Request
Go through the lines below and copy each one that holds the string "Pitch".

Records that describe figures
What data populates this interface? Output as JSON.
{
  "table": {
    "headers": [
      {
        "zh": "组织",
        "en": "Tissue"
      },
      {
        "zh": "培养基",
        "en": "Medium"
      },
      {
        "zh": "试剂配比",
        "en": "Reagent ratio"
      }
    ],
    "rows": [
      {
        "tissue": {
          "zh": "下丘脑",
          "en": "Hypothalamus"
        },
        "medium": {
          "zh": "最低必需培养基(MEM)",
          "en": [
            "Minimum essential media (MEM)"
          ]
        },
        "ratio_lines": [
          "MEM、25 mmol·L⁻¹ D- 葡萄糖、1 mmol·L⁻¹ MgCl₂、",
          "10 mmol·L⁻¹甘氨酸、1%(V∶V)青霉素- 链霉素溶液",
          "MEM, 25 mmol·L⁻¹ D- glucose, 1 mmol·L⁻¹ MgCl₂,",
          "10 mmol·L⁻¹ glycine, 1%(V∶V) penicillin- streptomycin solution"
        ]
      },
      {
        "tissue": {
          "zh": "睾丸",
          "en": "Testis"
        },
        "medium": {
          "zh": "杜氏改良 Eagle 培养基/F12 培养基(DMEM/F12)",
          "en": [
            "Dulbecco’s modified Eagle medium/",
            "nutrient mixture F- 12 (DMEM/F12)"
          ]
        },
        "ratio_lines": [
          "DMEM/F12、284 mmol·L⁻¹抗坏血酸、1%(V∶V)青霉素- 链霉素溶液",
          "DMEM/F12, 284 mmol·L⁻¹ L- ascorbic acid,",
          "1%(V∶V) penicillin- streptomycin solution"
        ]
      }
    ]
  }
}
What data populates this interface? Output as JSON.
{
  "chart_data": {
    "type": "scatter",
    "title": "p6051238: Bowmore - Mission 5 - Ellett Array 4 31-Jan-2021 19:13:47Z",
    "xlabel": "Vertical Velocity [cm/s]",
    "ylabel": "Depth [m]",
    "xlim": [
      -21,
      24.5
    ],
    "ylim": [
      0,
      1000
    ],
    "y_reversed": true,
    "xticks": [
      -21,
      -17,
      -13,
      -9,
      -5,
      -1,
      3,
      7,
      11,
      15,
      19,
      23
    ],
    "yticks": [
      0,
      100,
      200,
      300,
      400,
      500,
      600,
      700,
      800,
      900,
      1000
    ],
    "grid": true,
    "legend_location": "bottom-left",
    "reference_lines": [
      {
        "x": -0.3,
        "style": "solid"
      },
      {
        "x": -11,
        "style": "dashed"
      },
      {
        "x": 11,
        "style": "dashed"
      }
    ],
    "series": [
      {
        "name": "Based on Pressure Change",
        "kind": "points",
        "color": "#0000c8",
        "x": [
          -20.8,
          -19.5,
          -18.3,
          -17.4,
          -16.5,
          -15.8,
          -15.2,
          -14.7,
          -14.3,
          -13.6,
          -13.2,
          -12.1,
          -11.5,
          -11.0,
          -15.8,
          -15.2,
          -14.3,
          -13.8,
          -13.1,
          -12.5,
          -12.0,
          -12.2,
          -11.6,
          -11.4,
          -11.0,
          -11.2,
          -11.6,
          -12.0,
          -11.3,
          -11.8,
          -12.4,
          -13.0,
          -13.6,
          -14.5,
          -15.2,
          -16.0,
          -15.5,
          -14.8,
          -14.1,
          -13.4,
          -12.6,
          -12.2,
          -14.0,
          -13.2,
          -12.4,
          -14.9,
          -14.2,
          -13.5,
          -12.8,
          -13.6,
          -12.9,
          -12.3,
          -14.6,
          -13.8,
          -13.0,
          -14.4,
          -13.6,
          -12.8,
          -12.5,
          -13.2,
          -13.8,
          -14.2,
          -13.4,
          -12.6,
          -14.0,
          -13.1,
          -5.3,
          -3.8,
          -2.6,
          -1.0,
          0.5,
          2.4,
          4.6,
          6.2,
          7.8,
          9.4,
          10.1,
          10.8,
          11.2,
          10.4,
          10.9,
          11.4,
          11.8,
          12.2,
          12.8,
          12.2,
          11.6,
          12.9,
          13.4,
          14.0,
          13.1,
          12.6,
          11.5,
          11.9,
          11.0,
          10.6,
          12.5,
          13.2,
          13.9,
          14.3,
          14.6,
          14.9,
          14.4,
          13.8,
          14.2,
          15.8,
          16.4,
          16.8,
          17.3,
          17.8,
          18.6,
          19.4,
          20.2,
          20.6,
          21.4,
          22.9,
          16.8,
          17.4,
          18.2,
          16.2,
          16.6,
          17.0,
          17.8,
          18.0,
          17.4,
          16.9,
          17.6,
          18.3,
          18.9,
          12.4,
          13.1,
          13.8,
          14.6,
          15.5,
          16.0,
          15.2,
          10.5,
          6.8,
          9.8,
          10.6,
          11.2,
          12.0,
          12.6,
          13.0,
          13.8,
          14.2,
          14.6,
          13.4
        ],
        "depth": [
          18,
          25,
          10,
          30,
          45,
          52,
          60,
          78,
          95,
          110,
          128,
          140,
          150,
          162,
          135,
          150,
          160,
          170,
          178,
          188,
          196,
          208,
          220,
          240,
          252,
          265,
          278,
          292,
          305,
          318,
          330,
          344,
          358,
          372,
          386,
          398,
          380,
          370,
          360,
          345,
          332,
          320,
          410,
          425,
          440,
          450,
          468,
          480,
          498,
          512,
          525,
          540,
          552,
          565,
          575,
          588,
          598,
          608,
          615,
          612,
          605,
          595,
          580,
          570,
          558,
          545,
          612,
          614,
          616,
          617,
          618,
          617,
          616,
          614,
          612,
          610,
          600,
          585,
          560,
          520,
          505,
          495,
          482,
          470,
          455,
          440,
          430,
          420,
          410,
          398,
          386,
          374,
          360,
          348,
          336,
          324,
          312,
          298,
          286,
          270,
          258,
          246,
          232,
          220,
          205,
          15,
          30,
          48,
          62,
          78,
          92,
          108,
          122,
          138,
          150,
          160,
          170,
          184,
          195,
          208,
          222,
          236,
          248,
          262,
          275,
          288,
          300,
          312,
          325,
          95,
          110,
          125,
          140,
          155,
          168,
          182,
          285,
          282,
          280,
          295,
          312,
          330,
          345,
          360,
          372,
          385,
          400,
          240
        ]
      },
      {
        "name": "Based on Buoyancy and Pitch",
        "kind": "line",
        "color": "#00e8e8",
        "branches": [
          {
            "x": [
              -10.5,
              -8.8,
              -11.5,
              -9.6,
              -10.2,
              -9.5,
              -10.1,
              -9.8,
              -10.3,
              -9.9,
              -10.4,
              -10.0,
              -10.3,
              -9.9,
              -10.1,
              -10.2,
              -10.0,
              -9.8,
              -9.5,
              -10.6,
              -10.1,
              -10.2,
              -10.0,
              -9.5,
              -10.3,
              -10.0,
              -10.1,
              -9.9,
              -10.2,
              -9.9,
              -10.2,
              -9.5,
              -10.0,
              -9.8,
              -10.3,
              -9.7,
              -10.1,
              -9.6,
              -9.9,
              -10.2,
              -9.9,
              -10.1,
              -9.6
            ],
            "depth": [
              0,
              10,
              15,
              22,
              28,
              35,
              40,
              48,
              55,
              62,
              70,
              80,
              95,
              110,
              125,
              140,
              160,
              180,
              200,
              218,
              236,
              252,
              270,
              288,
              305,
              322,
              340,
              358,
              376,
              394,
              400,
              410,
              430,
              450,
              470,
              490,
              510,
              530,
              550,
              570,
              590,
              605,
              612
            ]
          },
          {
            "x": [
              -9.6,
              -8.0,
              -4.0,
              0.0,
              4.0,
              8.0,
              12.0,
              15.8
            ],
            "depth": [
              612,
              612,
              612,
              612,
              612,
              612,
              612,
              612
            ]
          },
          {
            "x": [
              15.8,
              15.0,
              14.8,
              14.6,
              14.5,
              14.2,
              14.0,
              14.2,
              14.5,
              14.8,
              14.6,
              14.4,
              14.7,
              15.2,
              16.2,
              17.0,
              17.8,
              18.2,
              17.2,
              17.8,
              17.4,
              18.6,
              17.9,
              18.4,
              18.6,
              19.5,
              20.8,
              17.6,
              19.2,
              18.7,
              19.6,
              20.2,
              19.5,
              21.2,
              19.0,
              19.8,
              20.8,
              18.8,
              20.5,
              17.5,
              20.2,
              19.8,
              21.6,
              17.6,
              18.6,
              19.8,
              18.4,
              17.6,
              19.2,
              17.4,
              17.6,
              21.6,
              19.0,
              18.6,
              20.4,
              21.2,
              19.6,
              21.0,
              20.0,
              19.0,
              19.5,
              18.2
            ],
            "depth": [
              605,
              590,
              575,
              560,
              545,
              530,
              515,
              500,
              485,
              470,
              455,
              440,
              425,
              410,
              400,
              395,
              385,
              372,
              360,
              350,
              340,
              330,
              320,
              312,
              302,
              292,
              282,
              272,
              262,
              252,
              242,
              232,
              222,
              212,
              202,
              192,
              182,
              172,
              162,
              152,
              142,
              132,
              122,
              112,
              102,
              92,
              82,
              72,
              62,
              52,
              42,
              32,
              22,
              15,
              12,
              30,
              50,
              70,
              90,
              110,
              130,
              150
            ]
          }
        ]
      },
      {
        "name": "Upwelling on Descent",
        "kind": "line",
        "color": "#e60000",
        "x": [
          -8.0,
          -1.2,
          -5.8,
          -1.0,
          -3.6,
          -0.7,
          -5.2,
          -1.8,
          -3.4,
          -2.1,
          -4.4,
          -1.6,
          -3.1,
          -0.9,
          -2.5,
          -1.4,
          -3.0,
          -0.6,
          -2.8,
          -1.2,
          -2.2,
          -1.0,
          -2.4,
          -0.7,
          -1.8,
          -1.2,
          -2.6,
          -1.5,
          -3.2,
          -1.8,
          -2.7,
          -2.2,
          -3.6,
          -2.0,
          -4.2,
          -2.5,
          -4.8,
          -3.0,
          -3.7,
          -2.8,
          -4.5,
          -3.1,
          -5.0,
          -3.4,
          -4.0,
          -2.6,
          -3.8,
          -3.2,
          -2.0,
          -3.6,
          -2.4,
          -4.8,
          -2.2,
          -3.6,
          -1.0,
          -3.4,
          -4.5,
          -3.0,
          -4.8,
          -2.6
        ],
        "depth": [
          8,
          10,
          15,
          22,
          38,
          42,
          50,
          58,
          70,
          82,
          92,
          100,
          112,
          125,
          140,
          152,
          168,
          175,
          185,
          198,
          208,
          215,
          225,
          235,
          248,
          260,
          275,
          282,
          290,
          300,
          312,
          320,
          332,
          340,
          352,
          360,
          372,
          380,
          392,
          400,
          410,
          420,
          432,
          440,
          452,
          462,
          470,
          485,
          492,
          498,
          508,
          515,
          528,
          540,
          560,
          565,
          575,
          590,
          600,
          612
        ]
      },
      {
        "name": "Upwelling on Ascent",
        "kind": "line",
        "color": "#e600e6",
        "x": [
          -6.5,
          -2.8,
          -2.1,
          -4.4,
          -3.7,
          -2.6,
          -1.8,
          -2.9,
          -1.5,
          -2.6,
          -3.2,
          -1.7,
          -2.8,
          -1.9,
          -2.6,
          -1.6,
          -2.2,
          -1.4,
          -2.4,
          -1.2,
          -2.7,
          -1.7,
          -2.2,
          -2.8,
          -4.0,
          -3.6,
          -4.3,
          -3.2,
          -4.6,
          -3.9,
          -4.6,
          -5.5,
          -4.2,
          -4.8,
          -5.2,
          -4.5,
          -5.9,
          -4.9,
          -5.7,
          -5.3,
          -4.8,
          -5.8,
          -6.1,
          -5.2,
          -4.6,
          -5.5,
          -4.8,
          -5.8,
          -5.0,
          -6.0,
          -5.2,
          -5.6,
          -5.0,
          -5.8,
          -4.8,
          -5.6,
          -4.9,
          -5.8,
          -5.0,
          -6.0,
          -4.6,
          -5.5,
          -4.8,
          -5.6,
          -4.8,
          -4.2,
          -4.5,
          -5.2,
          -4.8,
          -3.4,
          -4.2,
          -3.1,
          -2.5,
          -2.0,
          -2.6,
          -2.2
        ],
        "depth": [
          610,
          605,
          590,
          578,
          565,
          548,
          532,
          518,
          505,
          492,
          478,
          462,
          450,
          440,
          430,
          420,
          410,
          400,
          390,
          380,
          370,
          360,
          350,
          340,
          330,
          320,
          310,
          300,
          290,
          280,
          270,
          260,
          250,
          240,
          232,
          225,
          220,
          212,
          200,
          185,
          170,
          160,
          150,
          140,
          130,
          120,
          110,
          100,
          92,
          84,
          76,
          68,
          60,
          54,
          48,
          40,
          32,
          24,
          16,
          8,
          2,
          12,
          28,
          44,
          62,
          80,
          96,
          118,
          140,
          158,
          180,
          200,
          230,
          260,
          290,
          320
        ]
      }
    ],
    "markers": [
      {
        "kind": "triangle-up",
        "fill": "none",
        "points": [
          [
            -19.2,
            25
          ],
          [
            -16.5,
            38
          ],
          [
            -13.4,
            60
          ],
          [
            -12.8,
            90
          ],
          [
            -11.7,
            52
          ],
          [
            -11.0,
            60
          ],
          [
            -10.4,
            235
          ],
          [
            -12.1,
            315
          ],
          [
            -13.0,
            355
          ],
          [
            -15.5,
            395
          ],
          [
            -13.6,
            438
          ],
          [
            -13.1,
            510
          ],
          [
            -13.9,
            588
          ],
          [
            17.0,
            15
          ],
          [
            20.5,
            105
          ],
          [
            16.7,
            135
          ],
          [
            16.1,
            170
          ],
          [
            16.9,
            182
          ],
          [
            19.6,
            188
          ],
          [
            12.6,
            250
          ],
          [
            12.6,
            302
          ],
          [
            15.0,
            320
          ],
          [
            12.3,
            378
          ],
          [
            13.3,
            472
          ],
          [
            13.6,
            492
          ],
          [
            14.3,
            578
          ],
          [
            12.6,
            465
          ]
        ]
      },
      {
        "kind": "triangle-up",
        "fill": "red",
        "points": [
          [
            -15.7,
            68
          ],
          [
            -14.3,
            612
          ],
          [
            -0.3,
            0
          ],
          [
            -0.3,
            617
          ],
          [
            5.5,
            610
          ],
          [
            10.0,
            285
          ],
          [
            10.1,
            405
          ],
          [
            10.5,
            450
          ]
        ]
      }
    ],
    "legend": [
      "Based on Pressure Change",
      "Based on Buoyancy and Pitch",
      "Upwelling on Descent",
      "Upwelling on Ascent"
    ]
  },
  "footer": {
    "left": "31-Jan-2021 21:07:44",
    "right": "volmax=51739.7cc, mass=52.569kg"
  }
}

Reply to the exercise
        "name": "Based on Buoyancy and Pitch",
      "Based on Buoyancy and Pitch",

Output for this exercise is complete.